(Task prompt): Scan the records for the word "this". Copy each line that includes it.

##########

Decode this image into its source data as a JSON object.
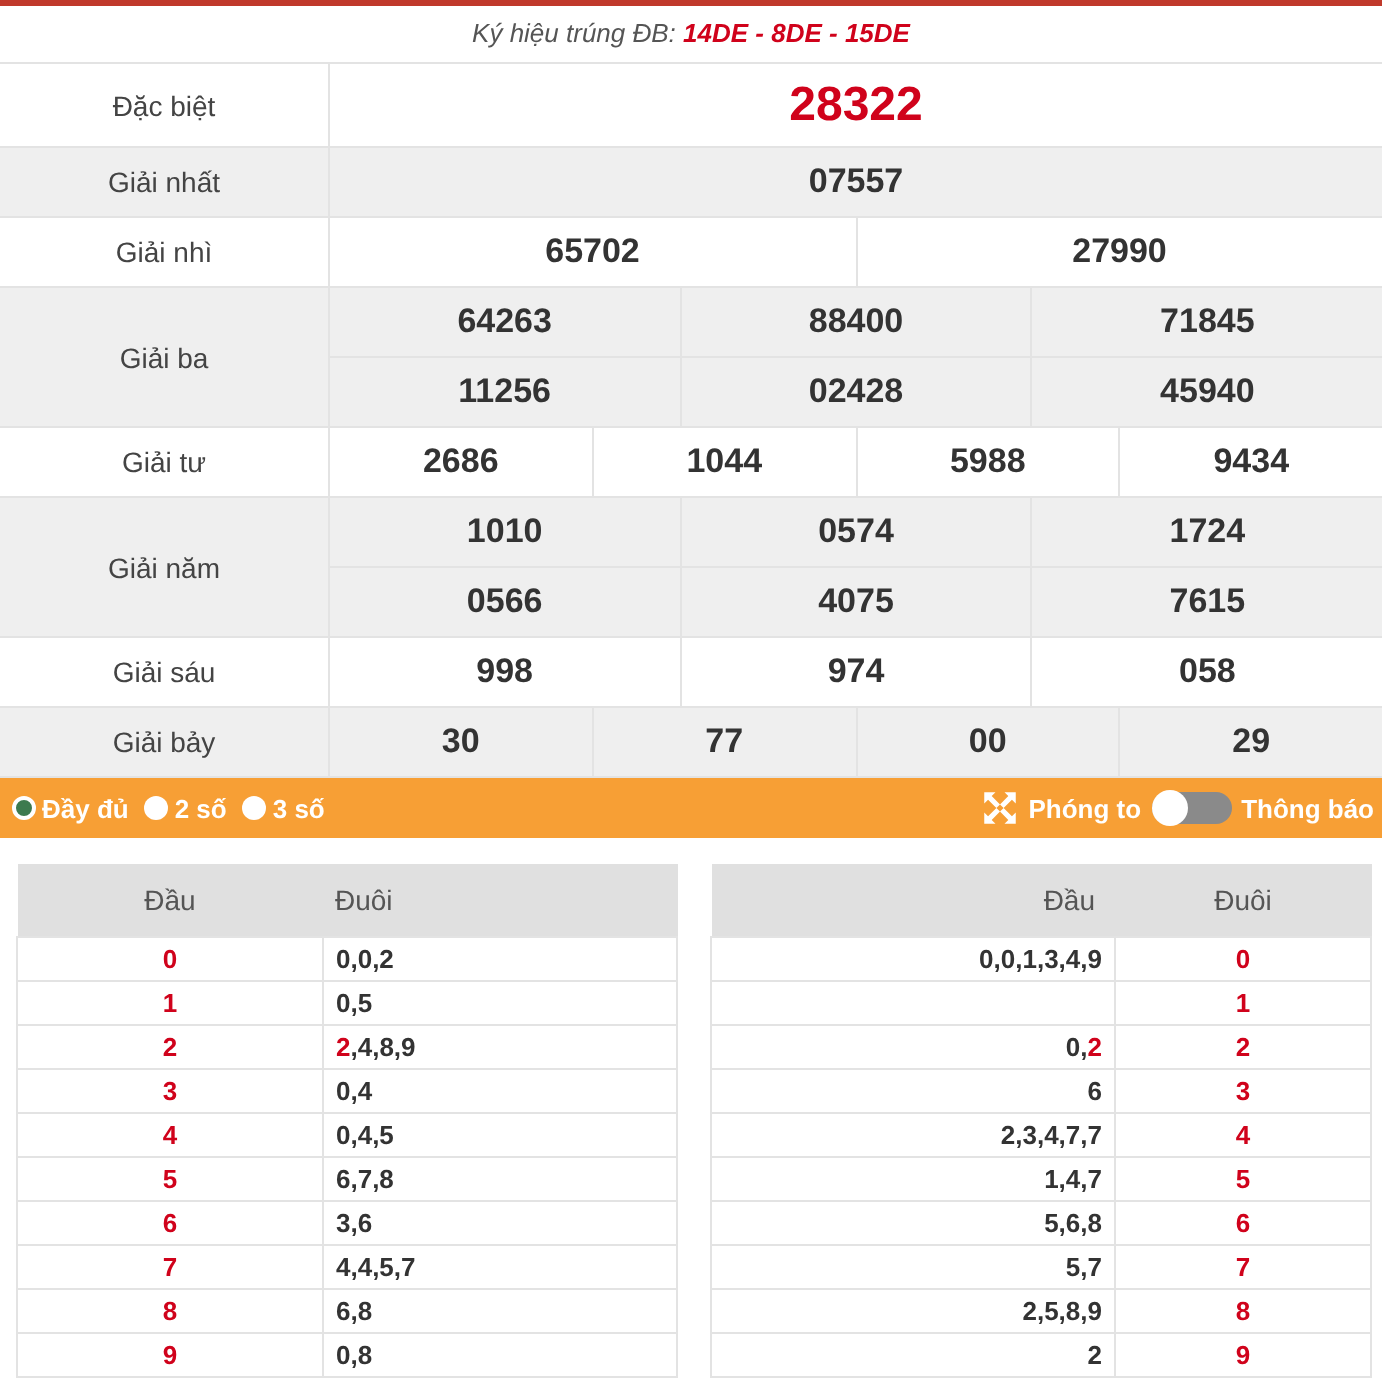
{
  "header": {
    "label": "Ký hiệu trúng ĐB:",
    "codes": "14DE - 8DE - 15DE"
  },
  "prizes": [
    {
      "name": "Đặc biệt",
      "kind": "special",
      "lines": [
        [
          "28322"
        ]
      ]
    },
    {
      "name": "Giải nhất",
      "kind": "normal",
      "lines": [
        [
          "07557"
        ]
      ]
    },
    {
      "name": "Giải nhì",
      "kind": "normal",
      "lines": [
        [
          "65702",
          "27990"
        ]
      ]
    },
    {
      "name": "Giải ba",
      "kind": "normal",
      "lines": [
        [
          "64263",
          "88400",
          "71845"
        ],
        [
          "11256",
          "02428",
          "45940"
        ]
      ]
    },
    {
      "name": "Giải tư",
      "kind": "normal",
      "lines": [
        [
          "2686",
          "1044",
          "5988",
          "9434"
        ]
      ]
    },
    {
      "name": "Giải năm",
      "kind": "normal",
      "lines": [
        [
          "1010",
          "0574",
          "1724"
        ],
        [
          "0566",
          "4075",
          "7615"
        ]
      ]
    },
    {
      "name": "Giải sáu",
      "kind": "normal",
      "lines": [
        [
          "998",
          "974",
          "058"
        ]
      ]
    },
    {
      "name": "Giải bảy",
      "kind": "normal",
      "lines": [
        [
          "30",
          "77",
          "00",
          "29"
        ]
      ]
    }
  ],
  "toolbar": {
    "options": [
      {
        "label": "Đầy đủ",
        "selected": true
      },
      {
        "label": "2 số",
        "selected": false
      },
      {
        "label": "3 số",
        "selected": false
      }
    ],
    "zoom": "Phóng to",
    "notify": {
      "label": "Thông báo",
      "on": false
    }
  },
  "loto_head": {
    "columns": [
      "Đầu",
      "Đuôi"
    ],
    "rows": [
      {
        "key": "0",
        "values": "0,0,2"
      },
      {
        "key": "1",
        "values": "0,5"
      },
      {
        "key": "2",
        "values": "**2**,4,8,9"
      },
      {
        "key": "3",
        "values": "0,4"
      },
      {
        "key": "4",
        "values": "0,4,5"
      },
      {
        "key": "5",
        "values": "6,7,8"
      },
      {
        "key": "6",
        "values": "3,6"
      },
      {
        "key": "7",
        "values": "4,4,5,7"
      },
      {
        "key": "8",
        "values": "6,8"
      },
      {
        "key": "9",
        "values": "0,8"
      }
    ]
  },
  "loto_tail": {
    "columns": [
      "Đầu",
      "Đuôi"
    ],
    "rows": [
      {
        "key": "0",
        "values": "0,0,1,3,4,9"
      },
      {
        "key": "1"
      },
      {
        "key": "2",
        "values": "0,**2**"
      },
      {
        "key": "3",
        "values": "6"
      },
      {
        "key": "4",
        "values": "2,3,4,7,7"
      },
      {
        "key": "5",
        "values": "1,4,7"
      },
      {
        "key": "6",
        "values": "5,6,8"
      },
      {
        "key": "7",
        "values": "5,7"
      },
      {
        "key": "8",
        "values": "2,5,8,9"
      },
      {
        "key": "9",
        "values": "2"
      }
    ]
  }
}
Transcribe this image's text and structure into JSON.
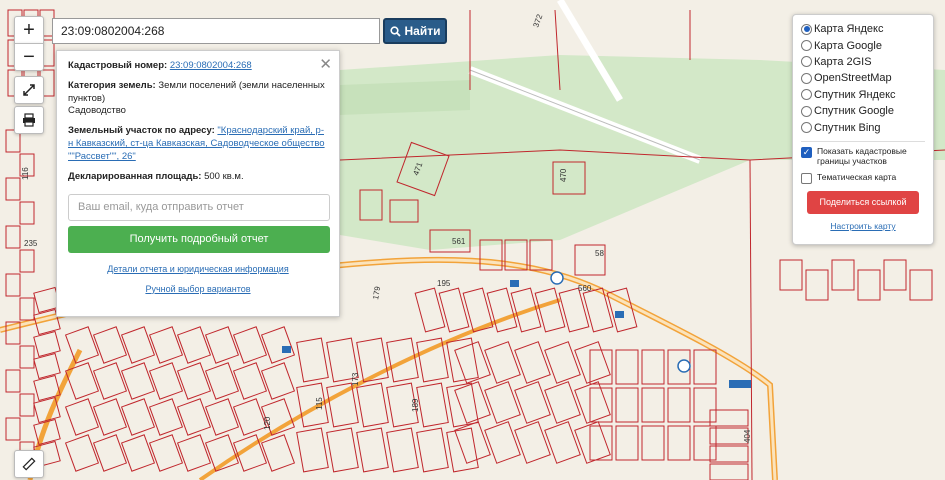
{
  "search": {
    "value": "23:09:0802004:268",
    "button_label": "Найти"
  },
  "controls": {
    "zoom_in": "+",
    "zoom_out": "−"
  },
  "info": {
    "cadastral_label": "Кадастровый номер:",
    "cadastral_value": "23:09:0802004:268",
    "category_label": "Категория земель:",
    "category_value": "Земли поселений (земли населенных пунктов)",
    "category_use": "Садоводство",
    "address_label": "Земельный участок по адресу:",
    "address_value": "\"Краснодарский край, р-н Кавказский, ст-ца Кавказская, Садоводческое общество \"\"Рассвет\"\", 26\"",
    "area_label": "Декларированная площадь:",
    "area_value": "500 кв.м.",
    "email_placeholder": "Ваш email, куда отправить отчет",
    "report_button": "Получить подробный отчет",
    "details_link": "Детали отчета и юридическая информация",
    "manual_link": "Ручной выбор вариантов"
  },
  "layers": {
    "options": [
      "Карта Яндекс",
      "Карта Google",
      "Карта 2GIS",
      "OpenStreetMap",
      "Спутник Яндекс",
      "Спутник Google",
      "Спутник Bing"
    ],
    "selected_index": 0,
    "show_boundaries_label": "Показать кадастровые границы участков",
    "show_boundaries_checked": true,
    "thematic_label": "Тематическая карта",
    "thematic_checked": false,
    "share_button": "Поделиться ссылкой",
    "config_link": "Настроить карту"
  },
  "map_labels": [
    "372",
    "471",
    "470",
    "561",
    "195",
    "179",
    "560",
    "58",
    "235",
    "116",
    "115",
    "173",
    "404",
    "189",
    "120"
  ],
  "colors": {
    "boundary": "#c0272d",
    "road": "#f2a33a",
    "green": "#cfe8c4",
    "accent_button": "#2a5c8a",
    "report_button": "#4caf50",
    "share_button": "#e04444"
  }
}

##########

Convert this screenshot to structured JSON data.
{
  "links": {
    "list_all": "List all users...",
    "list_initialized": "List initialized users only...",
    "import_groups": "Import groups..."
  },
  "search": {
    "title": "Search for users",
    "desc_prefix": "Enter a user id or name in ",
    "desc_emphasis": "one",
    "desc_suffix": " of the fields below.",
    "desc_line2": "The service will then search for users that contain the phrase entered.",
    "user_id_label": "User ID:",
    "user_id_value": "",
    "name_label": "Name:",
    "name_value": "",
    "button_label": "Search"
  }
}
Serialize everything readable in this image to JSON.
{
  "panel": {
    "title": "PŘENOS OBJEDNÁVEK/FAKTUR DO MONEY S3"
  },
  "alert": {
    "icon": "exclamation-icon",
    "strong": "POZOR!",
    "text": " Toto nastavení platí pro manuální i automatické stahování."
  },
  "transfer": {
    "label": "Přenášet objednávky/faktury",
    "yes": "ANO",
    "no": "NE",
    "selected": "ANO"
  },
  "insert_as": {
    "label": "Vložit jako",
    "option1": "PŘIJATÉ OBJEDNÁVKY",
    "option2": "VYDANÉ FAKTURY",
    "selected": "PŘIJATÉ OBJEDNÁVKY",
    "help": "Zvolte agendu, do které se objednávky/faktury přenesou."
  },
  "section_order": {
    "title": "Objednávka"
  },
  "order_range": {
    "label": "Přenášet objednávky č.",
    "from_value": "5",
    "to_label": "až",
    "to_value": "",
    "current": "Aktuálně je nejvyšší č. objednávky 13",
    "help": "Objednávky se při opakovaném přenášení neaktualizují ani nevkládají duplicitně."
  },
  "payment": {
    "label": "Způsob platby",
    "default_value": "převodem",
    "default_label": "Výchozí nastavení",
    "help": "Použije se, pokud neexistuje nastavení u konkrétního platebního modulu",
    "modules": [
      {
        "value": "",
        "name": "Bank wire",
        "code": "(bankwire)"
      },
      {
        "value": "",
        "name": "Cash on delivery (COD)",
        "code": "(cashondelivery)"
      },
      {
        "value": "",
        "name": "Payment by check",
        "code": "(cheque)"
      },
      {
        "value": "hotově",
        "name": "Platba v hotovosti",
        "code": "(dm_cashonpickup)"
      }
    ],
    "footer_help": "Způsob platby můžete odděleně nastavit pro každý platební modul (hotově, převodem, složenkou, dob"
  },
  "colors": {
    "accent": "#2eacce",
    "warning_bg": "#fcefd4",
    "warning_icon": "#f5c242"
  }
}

##########

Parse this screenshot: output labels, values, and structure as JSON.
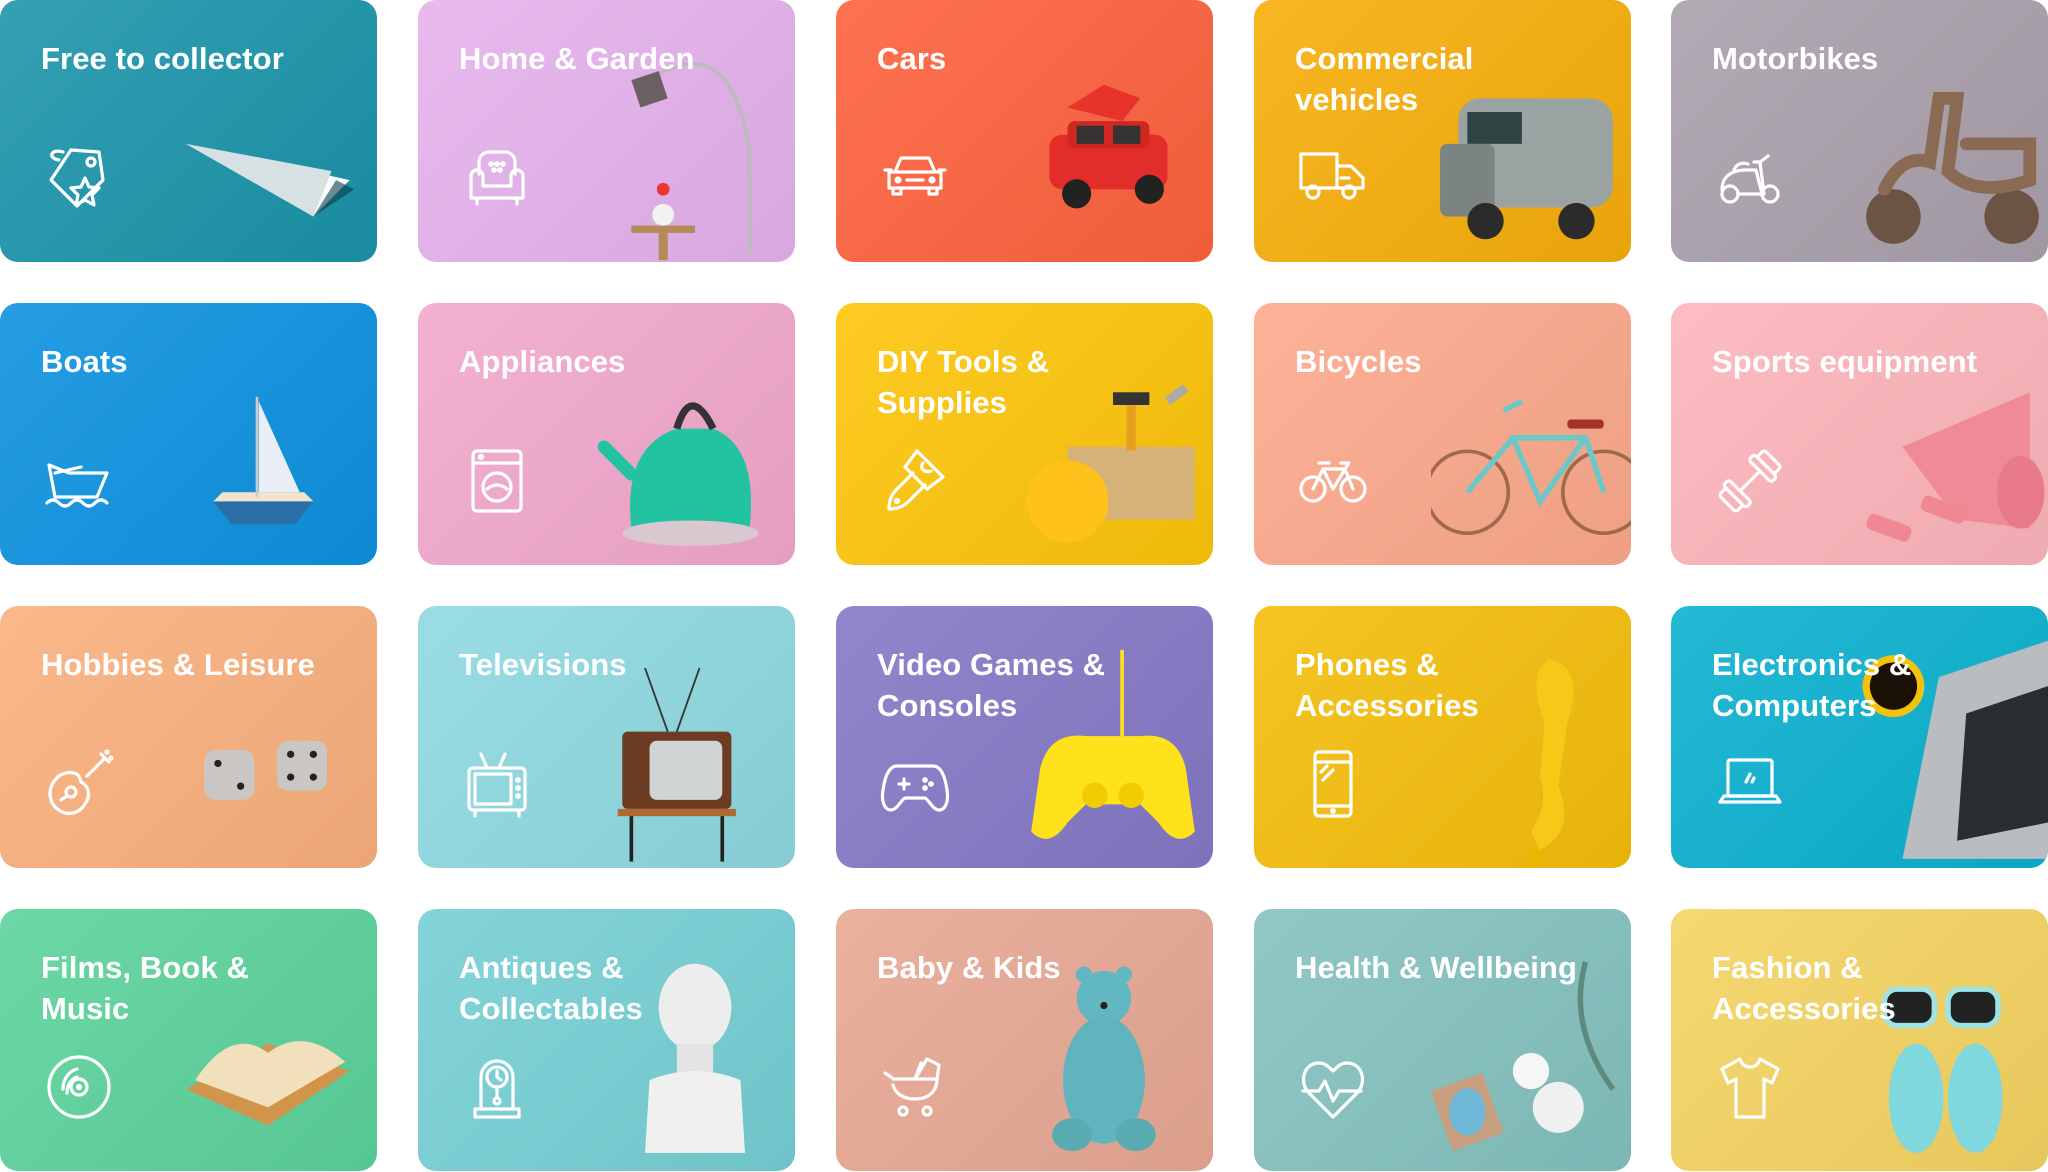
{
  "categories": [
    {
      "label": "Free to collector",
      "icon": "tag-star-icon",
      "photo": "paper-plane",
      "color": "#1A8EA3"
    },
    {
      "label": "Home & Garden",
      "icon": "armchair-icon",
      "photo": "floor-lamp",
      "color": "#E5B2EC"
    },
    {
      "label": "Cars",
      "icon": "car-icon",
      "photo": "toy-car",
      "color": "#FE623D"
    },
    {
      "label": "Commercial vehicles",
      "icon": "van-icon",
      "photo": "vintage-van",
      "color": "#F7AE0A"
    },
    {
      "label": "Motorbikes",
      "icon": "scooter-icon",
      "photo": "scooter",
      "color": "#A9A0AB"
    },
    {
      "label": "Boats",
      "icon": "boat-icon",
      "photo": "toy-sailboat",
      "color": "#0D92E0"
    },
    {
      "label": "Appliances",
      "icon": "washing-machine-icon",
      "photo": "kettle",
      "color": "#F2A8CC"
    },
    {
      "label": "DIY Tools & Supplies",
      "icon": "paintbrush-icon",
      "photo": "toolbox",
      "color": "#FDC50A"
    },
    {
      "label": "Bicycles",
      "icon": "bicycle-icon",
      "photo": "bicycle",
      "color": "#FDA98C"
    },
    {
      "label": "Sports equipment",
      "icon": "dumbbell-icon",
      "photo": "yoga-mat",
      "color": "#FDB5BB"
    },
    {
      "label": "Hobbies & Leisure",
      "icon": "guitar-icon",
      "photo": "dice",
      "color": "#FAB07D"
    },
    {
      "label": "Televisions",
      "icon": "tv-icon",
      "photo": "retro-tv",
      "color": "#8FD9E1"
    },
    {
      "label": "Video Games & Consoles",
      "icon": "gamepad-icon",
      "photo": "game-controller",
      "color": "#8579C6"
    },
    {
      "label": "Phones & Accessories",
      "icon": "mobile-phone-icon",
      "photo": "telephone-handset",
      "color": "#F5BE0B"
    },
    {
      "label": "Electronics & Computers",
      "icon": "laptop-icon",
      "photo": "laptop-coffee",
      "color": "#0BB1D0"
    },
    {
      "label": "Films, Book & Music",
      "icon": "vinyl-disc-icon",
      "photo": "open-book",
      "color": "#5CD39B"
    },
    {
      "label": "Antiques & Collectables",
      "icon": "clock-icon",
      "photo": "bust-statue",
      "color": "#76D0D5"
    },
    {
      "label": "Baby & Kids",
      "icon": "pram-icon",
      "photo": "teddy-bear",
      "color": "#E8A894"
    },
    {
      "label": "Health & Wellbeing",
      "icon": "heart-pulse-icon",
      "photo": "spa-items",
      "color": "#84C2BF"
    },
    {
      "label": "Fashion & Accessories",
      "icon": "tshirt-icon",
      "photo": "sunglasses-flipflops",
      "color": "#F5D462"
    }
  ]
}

##########

(Exercise result):
Decode this image into its source data as a JSON object.
Transcribe this image's text and structure into JSON.
Convert this screenshot to structured JSON data.
Serialize everything readable in this image to JSON.
Parse this screenshot: output labels, values, and structure as JSON.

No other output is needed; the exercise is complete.